Installation and testing

SqueezeMeta is intended to be run in a x86-64 Linux OS (tested in Ubuntu and CentOS). The easiest way to install it is by using conda. The default conda solver might however be slow solving the dependencies, so it’s better to first set up the libmamba solver with

conda update -n base conda # if your conda version is below 22.11
conda install -n base conda-libmamba-solver
conda config --set solver libmamba

and then use conda to install SqueezeMeta

conda create -n SqueezeMeta -c conda-forge -c bioconda -c fpusan squeezemeta --no-channel-priority --override-channels

If the environment does not solve and you get a message saying that __cuda is missing in your system, try adding CONDA_OVERRIDE_CUDA=12.4 before the installation command:

CONDA_OVERRIDE_CUDA=12.4 conda create -n SqueezeMeta -c conda-forge -c bioconda -c fpusan squeezemeta=1.7 --no-channel-priority --override-channels

If you change squeezemeta to squeezemeta-dev you will instead get the latest development version. This will contain additional bugfixes and features, but potentially also new bugs, as it will not have been tested as thoroughly as the stable version.

The commands above will create a new conda environment named SqueezeMeta, which must then be activated.

conda activate SqueezeMeta

When using conda, all the scripts from the SqueezeMeta distribution will be available on $PATH.

Alternatively, you can download the latest release from the GitHub repository and uncompress the tarball in a suitable directory. The tarball includes the SqueezeMeta scripts as well as the ref:third-party software <Vendored tools> redistributed with SqueezeMeta. Note that, you may need to provide additional dependencies, and potentially recompile some binaries from source in order for the manual install to work. The conda method is now the recommended way to install SqueezeMeta, and we will not prioritize support to issues regarding manual installation.

The test_install.pl script can be run in order to check whether the required dependencies are available in your environment.

/path/to/SqueezeMeta/utils/install_utils/test_install.pl

Downloading or building databases

SqueezeMeta uses several databases. GenBank nr for taxonomic assignment, and eggnog, KEGG and Pfam for functional assignment. The script download_databases.pl can be run to download a pre-formatted version of all the databases required by SqueezeMeta.

════════════════

**TASKS FOR THIS EXERCISE**
• a. Answer these about the SqueezeMeta installation page, one answer per line, marked the same way:
(i) Which conda solver should be set up before installing?
(ii) What must be done to the new environment after the create command makes it?
(iii) Which databases does SqueezeMeta use for functional assignment?
• b. Carry the SqueezeMeta installation page forward from its last sentence, the one about the download_databases.pl script.
The lines that follow have no connection to the SqueezeMeta installation page.

════════════════

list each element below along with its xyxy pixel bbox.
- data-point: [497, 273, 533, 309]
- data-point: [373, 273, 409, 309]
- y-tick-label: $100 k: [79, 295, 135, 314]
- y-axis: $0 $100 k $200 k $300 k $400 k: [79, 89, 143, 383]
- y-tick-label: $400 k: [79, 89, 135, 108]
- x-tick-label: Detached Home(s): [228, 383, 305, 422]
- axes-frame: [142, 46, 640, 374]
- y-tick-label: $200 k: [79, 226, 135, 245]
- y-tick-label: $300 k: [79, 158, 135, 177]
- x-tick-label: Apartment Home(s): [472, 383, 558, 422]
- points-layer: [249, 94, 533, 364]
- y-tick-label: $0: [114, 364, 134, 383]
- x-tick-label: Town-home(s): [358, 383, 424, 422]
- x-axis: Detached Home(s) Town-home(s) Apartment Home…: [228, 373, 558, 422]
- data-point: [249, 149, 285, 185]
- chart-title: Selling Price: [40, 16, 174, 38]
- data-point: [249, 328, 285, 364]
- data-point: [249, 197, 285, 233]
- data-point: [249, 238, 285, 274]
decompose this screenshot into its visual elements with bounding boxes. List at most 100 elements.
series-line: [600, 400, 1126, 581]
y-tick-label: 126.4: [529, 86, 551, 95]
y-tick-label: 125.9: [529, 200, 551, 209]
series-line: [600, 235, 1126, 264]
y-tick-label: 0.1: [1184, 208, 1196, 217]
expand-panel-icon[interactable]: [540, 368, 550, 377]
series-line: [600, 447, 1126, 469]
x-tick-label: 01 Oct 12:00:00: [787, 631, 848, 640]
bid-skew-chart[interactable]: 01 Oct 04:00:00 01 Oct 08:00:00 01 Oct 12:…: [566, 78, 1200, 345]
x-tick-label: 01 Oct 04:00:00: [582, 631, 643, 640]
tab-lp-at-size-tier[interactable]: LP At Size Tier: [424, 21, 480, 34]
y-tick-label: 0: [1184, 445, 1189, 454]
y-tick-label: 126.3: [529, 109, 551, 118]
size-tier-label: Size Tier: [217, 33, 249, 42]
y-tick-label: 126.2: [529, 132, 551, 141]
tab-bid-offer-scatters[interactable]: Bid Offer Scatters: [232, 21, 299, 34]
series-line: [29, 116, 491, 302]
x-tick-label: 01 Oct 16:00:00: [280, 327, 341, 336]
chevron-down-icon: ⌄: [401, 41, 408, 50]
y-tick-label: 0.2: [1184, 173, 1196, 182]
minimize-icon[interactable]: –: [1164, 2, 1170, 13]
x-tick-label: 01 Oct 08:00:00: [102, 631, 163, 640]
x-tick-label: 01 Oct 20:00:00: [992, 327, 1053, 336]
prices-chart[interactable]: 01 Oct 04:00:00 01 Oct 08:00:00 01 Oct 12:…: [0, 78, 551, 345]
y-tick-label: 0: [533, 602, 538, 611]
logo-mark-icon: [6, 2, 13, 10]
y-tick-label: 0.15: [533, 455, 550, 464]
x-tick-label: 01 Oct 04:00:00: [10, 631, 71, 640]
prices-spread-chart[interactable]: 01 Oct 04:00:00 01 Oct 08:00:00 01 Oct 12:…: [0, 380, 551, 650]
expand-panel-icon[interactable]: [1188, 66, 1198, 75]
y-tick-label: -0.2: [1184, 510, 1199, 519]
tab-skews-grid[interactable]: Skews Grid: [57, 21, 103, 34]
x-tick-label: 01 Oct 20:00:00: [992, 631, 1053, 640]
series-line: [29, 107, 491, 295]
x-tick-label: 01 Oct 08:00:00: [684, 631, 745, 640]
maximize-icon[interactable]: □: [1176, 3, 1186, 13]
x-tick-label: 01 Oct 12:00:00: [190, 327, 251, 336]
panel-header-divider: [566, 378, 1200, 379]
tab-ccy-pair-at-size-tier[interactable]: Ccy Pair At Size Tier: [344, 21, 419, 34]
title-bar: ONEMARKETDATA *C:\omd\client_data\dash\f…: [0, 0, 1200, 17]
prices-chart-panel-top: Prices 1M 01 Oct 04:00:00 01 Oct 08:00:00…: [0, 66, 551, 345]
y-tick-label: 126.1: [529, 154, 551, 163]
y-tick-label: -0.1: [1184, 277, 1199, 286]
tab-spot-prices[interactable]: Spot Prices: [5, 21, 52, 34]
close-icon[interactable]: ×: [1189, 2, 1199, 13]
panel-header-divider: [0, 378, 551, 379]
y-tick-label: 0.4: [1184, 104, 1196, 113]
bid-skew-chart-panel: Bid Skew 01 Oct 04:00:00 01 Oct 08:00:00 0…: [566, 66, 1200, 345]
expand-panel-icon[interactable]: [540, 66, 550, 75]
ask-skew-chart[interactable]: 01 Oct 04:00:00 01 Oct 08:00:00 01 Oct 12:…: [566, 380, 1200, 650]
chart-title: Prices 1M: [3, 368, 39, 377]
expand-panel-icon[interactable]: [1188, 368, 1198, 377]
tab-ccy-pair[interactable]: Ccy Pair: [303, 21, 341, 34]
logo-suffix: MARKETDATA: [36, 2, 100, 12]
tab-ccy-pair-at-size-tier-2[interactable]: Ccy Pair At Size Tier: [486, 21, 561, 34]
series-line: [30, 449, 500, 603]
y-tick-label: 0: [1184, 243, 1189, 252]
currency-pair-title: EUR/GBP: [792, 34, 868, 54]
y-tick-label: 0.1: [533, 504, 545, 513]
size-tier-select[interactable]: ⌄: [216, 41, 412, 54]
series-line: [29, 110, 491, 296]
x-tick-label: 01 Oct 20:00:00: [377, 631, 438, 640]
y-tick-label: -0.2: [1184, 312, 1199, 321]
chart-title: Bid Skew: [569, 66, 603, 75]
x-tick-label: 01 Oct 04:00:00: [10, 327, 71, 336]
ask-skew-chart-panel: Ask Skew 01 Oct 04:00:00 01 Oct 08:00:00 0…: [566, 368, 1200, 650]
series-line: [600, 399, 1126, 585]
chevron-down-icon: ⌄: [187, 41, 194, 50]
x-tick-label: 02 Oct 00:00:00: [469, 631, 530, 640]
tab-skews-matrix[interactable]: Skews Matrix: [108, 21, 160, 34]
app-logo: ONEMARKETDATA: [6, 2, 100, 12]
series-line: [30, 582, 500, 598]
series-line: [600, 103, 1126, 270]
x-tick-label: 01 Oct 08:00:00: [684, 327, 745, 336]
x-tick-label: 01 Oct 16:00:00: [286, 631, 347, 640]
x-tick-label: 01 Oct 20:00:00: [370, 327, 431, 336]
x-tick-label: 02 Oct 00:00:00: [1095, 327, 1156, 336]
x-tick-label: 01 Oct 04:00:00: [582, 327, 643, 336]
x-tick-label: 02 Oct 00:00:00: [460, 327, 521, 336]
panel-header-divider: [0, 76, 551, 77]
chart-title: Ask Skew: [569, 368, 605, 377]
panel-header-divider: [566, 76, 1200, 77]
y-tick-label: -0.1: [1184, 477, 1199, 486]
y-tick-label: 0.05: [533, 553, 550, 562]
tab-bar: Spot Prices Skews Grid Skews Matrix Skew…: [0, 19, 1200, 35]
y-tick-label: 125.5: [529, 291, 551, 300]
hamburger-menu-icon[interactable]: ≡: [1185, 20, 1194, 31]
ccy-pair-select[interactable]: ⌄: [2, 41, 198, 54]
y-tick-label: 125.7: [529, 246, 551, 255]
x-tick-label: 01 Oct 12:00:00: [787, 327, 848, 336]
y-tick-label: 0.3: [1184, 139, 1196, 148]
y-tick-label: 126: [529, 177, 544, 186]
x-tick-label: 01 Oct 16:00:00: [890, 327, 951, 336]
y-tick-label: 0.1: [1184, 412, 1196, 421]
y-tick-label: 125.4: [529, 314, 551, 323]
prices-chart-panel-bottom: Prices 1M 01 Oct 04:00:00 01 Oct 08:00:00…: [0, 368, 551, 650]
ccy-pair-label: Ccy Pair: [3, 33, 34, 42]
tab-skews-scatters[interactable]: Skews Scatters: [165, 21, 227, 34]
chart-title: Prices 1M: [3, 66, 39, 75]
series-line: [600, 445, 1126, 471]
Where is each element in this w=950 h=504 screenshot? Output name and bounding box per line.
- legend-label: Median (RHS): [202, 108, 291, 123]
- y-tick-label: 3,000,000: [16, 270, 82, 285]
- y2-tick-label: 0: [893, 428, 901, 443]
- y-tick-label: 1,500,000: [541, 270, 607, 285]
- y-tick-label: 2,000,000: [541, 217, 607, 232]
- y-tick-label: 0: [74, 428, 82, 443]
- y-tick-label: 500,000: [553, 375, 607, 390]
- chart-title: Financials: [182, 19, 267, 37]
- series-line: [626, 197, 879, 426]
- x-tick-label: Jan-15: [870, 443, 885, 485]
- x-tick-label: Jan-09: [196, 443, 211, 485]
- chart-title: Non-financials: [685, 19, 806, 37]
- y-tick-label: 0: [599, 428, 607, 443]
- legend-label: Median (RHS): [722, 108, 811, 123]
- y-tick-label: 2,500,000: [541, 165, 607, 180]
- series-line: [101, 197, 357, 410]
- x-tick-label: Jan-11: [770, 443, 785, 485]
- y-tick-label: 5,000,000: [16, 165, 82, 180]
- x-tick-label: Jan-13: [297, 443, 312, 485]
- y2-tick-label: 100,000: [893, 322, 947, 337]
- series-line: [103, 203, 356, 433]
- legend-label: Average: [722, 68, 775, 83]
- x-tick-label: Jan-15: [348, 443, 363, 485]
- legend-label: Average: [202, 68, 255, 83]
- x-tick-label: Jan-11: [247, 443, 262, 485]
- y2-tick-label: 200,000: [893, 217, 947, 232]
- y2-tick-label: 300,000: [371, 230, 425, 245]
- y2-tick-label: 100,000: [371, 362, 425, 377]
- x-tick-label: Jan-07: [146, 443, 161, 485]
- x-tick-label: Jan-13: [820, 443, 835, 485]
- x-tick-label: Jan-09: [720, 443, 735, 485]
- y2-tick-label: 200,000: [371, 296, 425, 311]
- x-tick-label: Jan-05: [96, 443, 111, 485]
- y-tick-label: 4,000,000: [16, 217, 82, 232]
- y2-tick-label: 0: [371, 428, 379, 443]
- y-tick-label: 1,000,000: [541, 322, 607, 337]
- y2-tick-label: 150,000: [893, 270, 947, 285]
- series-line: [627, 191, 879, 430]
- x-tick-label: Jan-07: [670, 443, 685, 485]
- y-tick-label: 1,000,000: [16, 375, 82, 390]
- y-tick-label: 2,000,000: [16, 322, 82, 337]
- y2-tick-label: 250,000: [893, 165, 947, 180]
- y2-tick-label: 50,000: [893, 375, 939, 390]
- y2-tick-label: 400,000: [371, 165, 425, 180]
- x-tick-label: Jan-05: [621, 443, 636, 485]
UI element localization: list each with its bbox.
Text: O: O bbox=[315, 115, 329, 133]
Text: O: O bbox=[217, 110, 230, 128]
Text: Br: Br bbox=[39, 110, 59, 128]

════════════════

**ANSWERS FOR THE EXERCISE**
• a.
(i) The libmamba solver.
(ii) It must be activated, with conda activate SqueezeMeta.
(iii) eggnog, KEGG and Pfam.

• b.
/path/to/SqueezeMeta/utils/install_utils/download_databases.pl /download/path

, where /download/path is the destination folder. This is the recommended option, but the files are hosted in our institutional server, which can at times be unreachable.

Alternatively, the script make_databases.pl can be run to download from source and format the latest version of the databases.

/path/to/SqueezeMeta/utils/install_utils/make_databases.pl /download/path

Generally, download_databases.pl is the safest choice for getting your databases set up. When running make_databases.pl, data download (e.g. from the NCBI server) can be interrupted, leading to a corrupted database. Always run test_install.pl to check that the database was properly created. Otherwise, you can try re-running make_databases.pl, or just run download_databases.pl instead.

The databases occupy 470Gb, but we recommend having at least 700Gb free disk space during the building process.

Two directories will be generated after running either make_databases.pl or download_databases.pl.

/download/path/db, which contains the actual databases.
/download/path/test, which contains data for a test run of SqueezeMeta.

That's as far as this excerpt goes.